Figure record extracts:
⁂

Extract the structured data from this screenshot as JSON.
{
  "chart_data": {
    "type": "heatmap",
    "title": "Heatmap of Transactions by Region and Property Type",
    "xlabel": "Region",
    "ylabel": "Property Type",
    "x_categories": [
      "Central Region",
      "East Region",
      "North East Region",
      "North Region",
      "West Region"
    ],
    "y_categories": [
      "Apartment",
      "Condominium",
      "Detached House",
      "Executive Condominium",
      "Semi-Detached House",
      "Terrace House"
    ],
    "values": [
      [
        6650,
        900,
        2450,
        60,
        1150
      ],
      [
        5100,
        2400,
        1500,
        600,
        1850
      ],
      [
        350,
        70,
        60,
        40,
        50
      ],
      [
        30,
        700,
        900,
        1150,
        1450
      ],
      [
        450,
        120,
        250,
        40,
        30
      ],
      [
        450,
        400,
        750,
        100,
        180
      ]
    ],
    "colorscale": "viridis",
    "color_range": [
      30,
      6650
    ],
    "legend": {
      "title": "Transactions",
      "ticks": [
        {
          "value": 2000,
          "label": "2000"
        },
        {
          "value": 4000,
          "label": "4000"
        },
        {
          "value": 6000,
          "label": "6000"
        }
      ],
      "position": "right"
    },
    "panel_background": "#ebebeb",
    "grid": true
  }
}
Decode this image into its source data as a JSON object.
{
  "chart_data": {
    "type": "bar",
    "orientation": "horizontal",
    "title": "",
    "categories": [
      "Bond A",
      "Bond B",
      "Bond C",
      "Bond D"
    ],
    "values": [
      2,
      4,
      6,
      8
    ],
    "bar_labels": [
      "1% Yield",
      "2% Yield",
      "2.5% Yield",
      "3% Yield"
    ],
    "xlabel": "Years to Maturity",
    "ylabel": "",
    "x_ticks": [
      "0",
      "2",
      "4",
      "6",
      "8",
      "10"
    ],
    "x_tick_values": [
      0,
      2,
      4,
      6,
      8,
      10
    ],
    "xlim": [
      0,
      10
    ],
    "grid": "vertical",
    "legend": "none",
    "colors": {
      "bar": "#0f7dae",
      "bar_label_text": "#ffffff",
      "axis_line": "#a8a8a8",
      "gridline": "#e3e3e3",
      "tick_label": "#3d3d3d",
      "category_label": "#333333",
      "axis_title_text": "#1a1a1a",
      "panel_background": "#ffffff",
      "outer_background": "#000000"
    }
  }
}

⁂

• **Objective**: Every entry above needs to be quoted exactly.

• **Output of the exercise**:
Extract the structured data from this screenshot as JSON.
{
  "chart_data": {
    "type": "heatmap",
    "title": "Heatmap of Transactions by Region and Property Type",
    "xlabel": "Region",
    "ylabel": "Property Type",
    "x_categories": [
      "Central Region",
      "East Region",
      "North East Region",
      "North Region",
      "West Region"
    ],
    "y_categories": [
      "Apartment",
      "Condominium",
      "Detached House",
      "Executive Condominium",
      "Semi-Detached House",
      "Terrace House"
    ],
    "values": [
      [
        6650,
        900,
        2450,
        60,
        1150
      ],
      [
        5100,
        2400,
        1500,
        600,
        1850
      ],
      [
        350,
        70,
        60,
        40,
        50
      ],
      [
        30,
        700,
        900,
        1150,
        1450
      ],
      [
        450,
        120,
        250,
        40,
        30
      ],
      [
        450,
        400,
        750,
        100,
        180
      ]
    ],
    "colorscale": "viridis",
    "color_range": [
      30,
      6650
    ],
    "legend": {
      "title": "Transactions",
      "ticks": [
        {
          "value": 2000,
          "label": "2000"
        },
        {
          "value": 4000,
          "label": "4000"
        },
        {
          "value": 6000,
          "label": "6000"
        }
      ],
      "position": "right"
    },
    "panel_background": "#ebebeb",
    "grid": true
  }
}
Decode this image into its source data as a JSON object.
{
  "chart_data": {
    "type": "bar",
    "orientation": "horizontal",
    "title": "",
    "categories": [
      "Bond A",
      "Bond B",
      "Bond C",
      "Bond D"
    ],
    "values": [
      2,
      4,
      6,
      8
    ],
    "bar_labels": [
      "1% Yield",
      "2% Yield",
      "2.5% Yield",
      "3% Yield"
    ],
    "xlabel": "Years to Maturity",
    "ylabel": "",
    "x_ticks": [
      "0",
      "2",
      "4",
      "6",
      "8",
      "10"
    ],
    "x_tick_values": [
      0,
      2,
      4,
      6,
      8,
      10
    ],
    "xlim": [
      0,
      10
    ],
    "grid": "vertical",
    "legend": "none",
    "colors": {
      "bar": "#0f7dae",
      "bar_label_text": "#ffffff",
      "axis_line": "#a8a8a8",
      "gridline": "#e3e3e3",
      "tick_label": "#3d3d3d",
      "category_label": "#333333",
      "axis_title_text": "#1a1a1a",
      "panel_background": "#ffffff",
      "outer_background": "#000000"
    }
  }
}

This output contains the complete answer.